ISTRUZIONI DELL'ESERCIZIO:
1. Riscrivi sotto forma di elenco puntato la parte dell'estratto sul ricorso che va da "Con il quarto motivo" a "programmate iniziative;". Conserva i fatti principali.
2. Secondo l'estratto sul ricorso, in quale mese e anno era avvenuta la cessione del marchio?
3. Riporta alla lettera la parte dell'estratto sul ricorso che inizia con "3.4. Con il" e termina con "programmate iniziative; d)".

3.4. Con il quarto motivo, si lamentano vizi motivazionali, con riferimento
all’operazione di cessione del marchio alla Mediatarget s.r.I., rilevando che la
Corte territoriale aveva trascurato di considerare: a) che per statuto le società
finanziarie non possono commercializzare il proprio marchio; b) che il fine
perseguito dagli amministratori era quello di intraprendere un percorso di
marketing aziendale che consentisse lo sfruttamento commerciale del marchio
Romanelli; c) che la cessione del marchio era avvenuta nel dicembre 1999, pochi
mesi prima che, nell’ottobre 2000, deflagrasse la vicenda della Banca Romanelli
s.p.a., che aveva impedito la pratica attuazione delle programmate iniziative; d)

Voci memorizzate:
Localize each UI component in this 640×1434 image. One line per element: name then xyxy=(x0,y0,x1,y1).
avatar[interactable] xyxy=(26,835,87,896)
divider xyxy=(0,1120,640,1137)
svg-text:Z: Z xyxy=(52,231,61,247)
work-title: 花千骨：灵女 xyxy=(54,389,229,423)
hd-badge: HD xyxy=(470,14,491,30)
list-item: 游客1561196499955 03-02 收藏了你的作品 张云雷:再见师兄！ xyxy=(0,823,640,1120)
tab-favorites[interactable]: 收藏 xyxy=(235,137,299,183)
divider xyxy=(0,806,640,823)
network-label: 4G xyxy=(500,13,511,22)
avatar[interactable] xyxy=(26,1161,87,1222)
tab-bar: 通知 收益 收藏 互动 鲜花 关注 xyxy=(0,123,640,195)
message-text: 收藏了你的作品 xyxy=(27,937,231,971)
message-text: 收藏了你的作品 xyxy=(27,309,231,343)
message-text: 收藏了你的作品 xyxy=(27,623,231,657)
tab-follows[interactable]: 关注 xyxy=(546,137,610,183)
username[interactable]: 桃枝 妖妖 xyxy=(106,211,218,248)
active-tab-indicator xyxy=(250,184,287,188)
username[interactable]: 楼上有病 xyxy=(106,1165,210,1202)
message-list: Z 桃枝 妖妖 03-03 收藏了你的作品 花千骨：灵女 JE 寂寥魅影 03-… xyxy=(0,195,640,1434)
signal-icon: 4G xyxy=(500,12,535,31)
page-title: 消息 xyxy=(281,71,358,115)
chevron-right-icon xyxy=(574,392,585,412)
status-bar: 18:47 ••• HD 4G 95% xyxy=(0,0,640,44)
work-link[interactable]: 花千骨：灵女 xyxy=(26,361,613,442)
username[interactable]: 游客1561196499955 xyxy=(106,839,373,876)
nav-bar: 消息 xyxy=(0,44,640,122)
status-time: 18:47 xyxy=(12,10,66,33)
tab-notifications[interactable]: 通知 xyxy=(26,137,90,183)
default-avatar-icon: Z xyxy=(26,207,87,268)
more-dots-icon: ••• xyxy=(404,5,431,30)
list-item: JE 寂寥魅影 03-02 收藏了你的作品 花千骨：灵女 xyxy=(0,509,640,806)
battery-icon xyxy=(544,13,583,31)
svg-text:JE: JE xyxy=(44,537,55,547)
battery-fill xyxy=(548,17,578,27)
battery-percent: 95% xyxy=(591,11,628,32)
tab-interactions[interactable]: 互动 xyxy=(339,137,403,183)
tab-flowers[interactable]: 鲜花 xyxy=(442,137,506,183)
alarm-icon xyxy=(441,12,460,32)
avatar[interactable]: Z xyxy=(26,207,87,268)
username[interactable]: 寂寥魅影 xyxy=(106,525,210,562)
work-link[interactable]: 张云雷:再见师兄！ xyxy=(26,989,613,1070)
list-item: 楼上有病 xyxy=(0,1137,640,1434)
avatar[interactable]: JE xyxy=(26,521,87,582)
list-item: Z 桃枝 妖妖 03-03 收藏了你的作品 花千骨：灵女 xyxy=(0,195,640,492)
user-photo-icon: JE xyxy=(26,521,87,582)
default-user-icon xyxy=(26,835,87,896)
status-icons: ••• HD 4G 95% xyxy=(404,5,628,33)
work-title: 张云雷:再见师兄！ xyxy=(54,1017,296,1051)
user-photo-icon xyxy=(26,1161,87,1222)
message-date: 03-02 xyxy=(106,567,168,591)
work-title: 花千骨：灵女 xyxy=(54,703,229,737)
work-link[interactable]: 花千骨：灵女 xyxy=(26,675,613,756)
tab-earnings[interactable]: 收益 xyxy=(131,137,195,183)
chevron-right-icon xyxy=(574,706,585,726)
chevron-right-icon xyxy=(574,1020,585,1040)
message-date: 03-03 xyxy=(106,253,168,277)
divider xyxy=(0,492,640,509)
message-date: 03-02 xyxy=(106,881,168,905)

SOLUZIONI DELL'ESERCIZIO:
1.
Quarto motivo: vizi di motivazione riguardo alla cessione del marchio alla Mediatarget. Secondo il motivo, la Corte territoriale non aveva considerato che:
- per statuto le società finanziarie non possono commercializzare il proprio marchio;
- gli amministratori volevano avviare un percorso di marketing aziendale per lo sfruttamento commerciale del marchio Romanelli;
- la cessione era avvenuta nel dicembre 1999, pochi mesi prima che, nell'ottobre 2000, scoppiasse la vicenda della Banca Romanelli s.p.a., che aveva impedito di attuare le iniziative programmate.

2. Nel dicembre 1999.

3.
3.4. Con il quarto motivo, si lamentano vizi motivazionali, con riferimento
all’operazione di cessione del marchio alla Mediatarget s.r.I., rilevando che la
Corte territoriale aveva trascurato di considerare: a) che per statuto le società
finanziarie non possono commercializzare il proprio marchio; b) che il fine
perseguito dagli amministratori era quello di intraprendere un percorso di
marketing aziendale che consentisse lo sfruttamento commerciale del marchio
Romanelli; c) che la cessione del marchio era avvenuta nel dicembre 1999, pochi
mesi prima che, nell’ottobre 2000, deflagrasse la vicenda della Banca Romanelli
s.p.a., che aveva impedito la pratica attuazione delle programmate iniziative; d)